Required work:
Convert the lines below into a Markdown table with the columns Row and Line, numbering each row and skipping any blank lines.
** begin **
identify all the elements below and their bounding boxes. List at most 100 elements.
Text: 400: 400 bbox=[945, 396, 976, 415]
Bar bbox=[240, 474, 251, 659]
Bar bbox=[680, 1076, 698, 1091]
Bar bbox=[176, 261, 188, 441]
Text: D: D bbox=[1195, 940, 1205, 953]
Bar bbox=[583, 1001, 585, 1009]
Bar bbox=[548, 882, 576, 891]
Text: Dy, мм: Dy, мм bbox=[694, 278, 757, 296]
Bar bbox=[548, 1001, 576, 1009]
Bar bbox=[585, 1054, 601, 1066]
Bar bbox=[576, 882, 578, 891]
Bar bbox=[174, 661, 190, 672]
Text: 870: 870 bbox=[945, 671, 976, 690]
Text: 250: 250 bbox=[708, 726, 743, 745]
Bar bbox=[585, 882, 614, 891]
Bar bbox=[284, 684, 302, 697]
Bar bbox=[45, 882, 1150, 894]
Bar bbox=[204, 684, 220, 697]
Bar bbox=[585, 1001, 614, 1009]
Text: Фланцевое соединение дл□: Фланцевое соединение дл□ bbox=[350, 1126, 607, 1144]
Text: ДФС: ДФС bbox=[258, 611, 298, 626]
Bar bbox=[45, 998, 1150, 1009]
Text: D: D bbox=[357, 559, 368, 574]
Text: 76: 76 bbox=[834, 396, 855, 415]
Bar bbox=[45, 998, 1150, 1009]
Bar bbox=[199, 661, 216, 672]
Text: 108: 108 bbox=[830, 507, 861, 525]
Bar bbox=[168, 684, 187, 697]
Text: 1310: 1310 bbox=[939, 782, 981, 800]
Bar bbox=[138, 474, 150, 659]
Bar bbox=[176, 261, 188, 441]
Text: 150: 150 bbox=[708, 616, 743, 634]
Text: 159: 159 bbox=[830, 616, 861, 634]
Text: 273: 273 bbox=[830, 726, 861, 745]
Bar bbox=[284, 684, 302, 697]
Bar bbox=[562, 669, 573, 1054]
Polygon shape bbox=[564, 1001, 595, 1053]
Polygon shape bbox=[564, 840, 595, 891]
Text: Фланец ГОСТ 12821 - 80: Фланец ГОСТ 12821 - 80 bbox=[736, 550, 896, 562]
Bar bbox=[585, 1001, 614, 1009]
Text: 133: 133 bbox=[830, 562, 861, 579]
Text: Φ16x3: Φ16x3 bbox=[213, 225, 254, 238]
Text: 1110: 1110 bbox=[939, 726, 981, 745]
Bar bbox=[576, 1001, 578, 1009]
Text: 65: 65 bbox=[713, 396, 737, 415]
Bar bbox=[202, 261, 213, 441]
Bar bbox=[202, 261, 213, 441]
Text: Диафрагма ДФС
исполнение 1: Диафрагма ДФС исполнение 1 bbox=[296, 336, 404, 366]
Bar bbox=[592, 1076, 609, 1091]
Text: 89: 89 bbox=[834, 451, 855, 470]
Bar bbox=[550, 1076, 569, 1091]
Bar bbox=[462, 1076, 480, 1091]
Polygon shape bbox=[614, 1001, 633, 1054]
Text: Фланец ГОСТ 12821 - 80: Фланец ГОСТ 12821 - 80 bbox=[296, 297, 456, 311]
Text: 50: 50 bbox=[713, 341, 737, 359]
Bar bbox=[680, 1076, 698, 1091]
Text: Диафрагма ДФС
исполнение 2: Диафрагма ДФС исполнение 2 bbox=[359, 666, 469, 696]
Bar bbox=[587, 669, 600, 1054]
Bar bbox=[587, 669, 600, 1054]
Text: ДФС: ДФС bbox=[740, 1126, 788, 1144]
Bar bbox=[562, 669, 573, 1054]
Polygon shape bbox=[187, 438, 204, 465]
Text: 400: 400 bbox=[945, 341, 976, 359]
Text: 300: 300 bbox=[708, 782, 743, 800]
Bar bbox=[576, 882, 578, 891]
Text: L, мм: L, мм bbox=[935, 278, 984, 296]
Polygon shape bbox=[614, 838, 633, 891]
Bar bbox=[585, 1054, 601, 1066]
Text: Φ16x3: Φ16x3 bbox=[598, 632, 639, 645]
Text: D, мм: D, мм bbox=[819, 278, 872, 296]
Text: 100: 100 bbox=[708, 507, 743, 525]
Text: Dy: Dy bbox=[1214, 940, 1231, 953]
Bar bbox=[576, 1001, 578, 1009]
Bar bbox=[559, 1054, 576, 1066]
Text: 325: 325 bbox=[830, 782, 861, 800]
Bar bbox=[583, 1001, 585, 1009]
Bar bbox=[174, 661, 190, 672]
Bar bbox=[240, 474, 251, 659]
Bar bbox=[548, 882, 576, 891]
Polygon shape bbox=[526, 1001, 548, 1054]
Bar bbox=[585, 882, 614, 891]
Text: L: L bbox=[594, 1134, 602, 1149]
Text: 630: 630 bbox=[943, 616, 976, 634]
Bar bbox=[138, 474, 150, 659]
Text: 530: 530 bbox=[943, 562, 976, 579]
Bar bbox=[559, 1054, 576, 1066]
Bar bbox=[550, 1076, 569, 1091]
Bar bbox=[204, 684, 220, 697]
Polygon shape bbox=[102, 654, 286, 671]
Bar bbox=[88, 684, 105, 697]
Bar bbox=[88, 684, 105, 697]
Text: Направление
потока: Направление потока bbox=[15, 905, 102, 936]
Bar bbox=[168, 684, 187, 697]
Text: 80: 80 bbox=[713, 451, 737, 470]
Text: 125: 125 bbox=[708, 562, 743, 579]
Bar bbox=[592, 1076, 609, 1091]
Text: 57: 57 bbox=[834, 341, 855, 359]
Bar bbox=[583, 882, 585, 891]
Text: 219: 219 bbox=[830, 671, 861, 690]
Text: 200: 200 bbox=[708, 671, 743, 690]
** end **
Response to the task:
| Row | Line |
|---|---|
| 1 | identify all the elements below and their bounding boxes. List at most 100 elements. |
| 2 | Text: 400: 400 bbox=[945, 396, 976, 415] |
| 3 | Bar bbox=[240, 474, 251, 659] |
| 4 | Bar bbox=[680, 1076, 698, 1091] |
| 5 | Bar bbox=[176, 261, 188, 441] |
| 6 | Text: D: D bbox=[1195, 940, 1205, 953] |
| 7 | Bar bbox=[583, 1001, 585, 1009] |
| 8 | Bar bbox=[548, 882, 576, 891] |
| 9 | Text: Dy, мм: Dy, мм bbox=[694, 278, 757, 296] |
| 10 | Bar bbox=[548, 1001, 576, 1009] |
| 11 | Bar bbox=[585, 1054, 601, 1066] |
| 12 | Bar bbox=[576, 882, 578, 891] |
| 13 | Bar bbox=[174, 661, 190, 672] |
| 14 | Text: 870: 870 bbox=[945, 671, 976, 690] |
| 15 | Text: 250: 250 bbox=[708, 726, 743, 745] |
| 16 | Bar bbox=[585, 882, 614, 891] |
| 17 | Bar bbox=[284, 684, 302, 697] |
| 18 | Bar bbox=[45, 882, 1150, 894] |
| 19 | Bar bbox=[204, 684, 220, 697] |
| 20 | Bar bbox=[585, 1001, 614, 1009] |
| 21 | Text: Фланцевое соединение дл□: Фланцевое соединение дл□ bbox=[350, 1126, 607, 1144] |
| 22 | Text: ДФС: ДФС bbox=[258, 611, 298, 626] |
| 23 | Bar bbox=[45, 998, 1150, 1009] |
| 24 | Text: D: D bbox=[357, 559, 368, 574] |
| 25 | Text: 76: 76 bbox=[834, 396, 855, 415] |
| 26 | Bar bbox=[45, 998, 1150, 1009] |
| 27 | Bar bbox=[199, 661, 216, 672] |
| 28 | Text: 108: 108 bbox=[830, 507, 861, 525] |
| 29 | Bar bbox=[168, 684, 187, 697] |
| 30 | Text: 1310: 1310 bbox=[939, 782, 981, 800] |
| 31 | Bar bbox=[138, 474, 150, 659] |
| 32 | Bar bbox=[176, 261, 188, 441] |
| 33 | Text: 150: 150 bbox=[708, 616, 743, 634] |
| 34 | Text: 159: 159 bbox=[830, 616, 861, 634] |
| 35 | Text: 273: 273 bbox=[830, 726, 861, 745] |
| 36 | Bar bbox=[284, 684, 302, 697] |
| 37 | Bar bbox=[562, 669, 573, 1054] |
| 38 | Polygon shape bbox=[564, 1001, 595, 1053] |
| 39 | Polygon shape bbox=[564, 840, 595, 891] |
| 40 | Text: Фланец ГОСТ 12821 - 80: Фланец ГОСТ 12821 - 80 bbox=[736, 550, 896, 562] |
| 41 | Bar bbox=[585, 1001, 614, 1009] |
| 42 | Text: 133: 133 bbox=[830, 562, 861, 579] |
| 43 | Text: Φ16x3: Φ16x3 bbox=[213, 225, 254, 238] |
| 44 | Text: 1110: 1110 bbox=[939, 726, 981, 745] |
| 45 | Bar bbox=[576, 1001, 578, 1009] |
| 46 | Text: 65: 65 bbox=[713, 396, 737, 415] |
| 47 | Bar bbox=[202, 261, 213, 441] |
| 48 | Bar bbox=[202, 261, 213, 441] |
| 49 | Text: Диафрагма ДФС |
| 50 | исполнение 1: Диафрагма ДФС исполнение 1 bbox=[296, 336, 404, 366] |
| 51 | Bar bbox=[592, 1076, 609, 1091] |
| 52 | Text: 89: 89 bbox=[834, 451, 855, 470] |
| 53 | Bar bbox=[550, 1076, 569, 1091] |
| 54 | Bar bbox=[462, 1076, 480, 1091] |
| 55 | Polygon shape bbox=[614, 1001, 633, 1054] |
| 56 | Text: Фланец ГОСТ 12821 - 80: Фланец ГОСТ 12821 - 80 bbox=[296, 297, 456, 311] |
| 57 | Text: 50: 50 bbox=[713, 341, 737, 359] |
| 58 | Bar bbox=[680, 1076, 698, 1091] |
| 59 | Text: Диафрагма ДФС |
| 60 | исполнение 2: Диафрагма ДФС исполнение 2 bbox=[359, 666, 469, 696] |
| 61 | Bar bbox=[587, 669, 600, 1054] |
| 62 | Bar bbox=[587, 669, 600, 1054] |
| 63 | Text: ДФС: ДФС bbox=[740, 1126, 788, 1144] |
| 64 | Bar bbox=[562, 669, 573, 1054] |
| 65 | Polygon shape bbox=[187, 438, 204, 465] |
| 66 | Text: 400: 400 bbox=[945, 341, 976, 359] |
| 67 | Text: 300: 300 bbox=[708, 782, 743, 800] |
| 68 | Bar bbox=[576, 882, 578, 891] |
| 69 | Text: L, мм: L, мм bbox=[935, 278, 984, 296] |
| 70 | Polygon shape bbox=[614, 838, 633, 891] |
| 71 | Bar bbox=[585, 1054, 601, 1066] |
| 72 | Text: Φ16x3: Φ16x3 bbox=[598, 632, 639, 645] |
| 73 | Text: D, мм: D, мм bbox=[819, 278, 872, 296] |
| 74 | Text: 100: 100 bbox=[708, 507, 743, 525] |
| 75 | Text: Dy: Dy bbox=[1214, 940, 1231, 953] |
| 76 | Bar bbox=[576, 1001, 578, 1009] |
| 77 | Bar bbox=[559, 1054, 576, 1066] |
| 78 | Text: 325: 325 bbox=[830, 782, 861, 800] |
| 79 | Bar bbox=[583, 1001, 585, 1009] |
| 80 | Bar bbox=[174, 661, 190, 672] |
| 81 | Bar bbox=[240, 474, 251, 659] |
| 82 | Bar bbox=[548, 882, 576, 891] |
| 83 | Polygon shape bbox=[526, 1001, 548, 1054] |
| 84 | Bar bbox=[585, 882, 614, 891] |
| 85 | Text: L: L bbox=[594, 1134, 602, 1149] |
| 86 | Text: 630: 630 bbox=[943, 616, 976, 634] |
| 87 | Bar bbox=[138, 474, 150, 659] |
| 88 | Text: 530: 530 bbox=[943, 562, 976, 579] |
| 89 | Bar bbox=[559, 1054, 576, 1066] |
| 90 | Bar bbox=[550, 1076, 569, 1091] |
| 91 | Bar bbox=[204, 684, 220, 697] |
| 92 | Polygon shape bbox=[102, 654, 286, 671] |
| 93 | Bar bbox=[88, 684, 105, 697] |
| 94 | Bar bbox=[88, 684, 105, 697] |
| 95 | Text: Направление |
| 96 | потока: Направление потока bbox=[15, 905, 102, 936] |
| 97 | Bar bbox=[168, 684, 187, 697] |
| 98 | Text: 80: 80 bbox=[713, 451, 737, 470] |
| 99 | Text: 125: 125 bbox=[708, 562, 743, 579] |
| 100 | Bar bbox=[592, 1076, 609, 1091] |
| 101 | Text: 57: 57 bbox=[834, 341, 855, 359] |
| 102 | Bar bbox=[583, 882, 585, 891] |
| 103 | Text: 219: 219 bbox=[830, 671, 861, 690] |
| 104 | Text: 200: 200 bbox=[708, 671, 743, 690] |